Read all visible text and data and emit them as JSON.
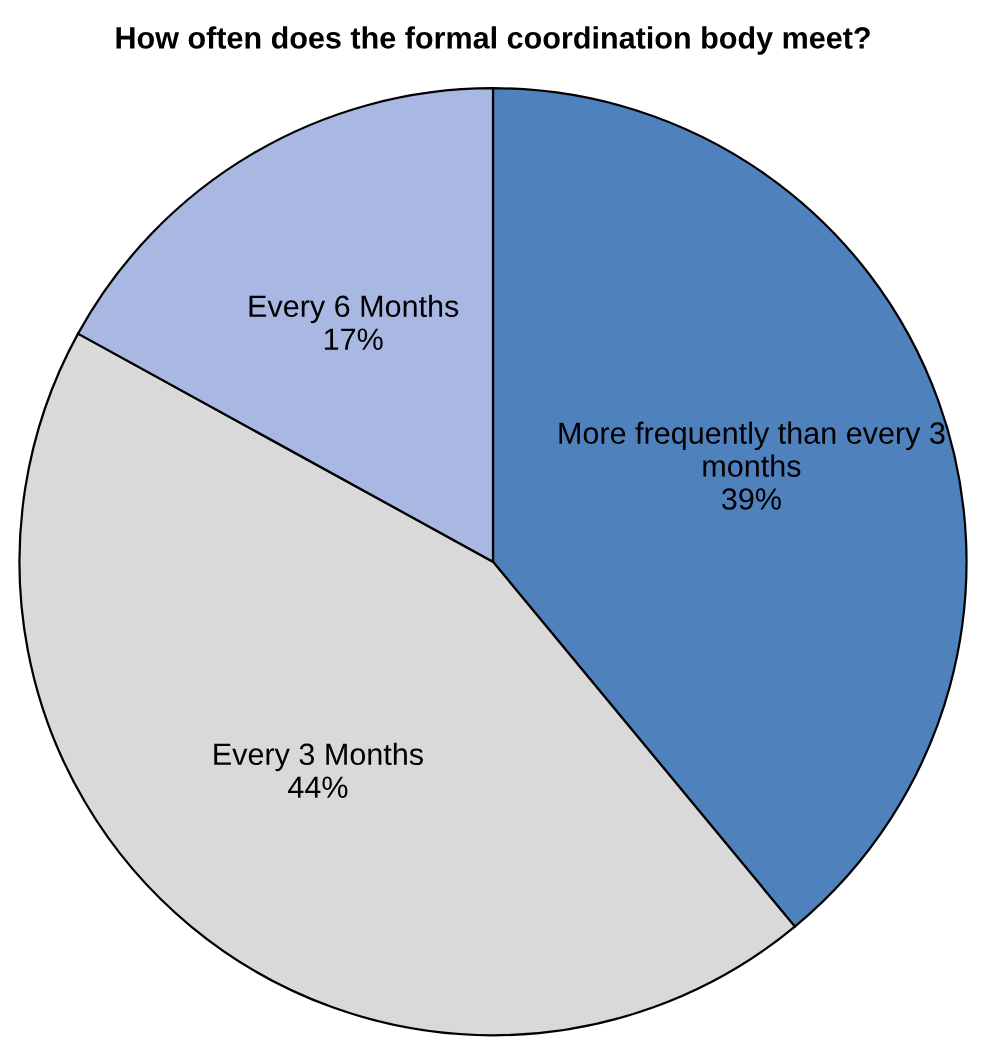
{
  "chart_data": {
    "type": "pie",
    "title": "How often does the formal coordination body meet?",
    "categories": [
      "More frequently than every 3 months",
      "Every 3 Months",
      "Every 6 Months"
    ],
    "values": [
      39,
      44,
      17
    ],
    "value_labels": [
      "39%",
      "44%",
      "17%"
    ],
    "colors": [
      "#4f81bd",
      "#d9d9d9",
      "#a9b8e3"
    ],
    "legend": false
  }
}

§ **WORK TO COMPLETE**
Reproduce the full listing faithfully, but do not carry over any pictures.

§ **CORRECT ANSWER**
Read all visible text and data and emit them as JSON.
{
  "chart_data": {
    "type": "pie",
    "title": "How often does the formal coordination body meet?",
    "categories": [
      "More frequently than every 3 months",
      "Every 3 Months",
      "Every 6 Months"
    ],
    "values": [
      39,
      44,
      17
    ],
    "value_labels": [
      "39%",
      "44%",
      "17%"
    ],
    "colors": [
      "#4f81bd",
      "#d9d9d9",
      "#a9b8e3"
    ],
    "legend": false
  }
}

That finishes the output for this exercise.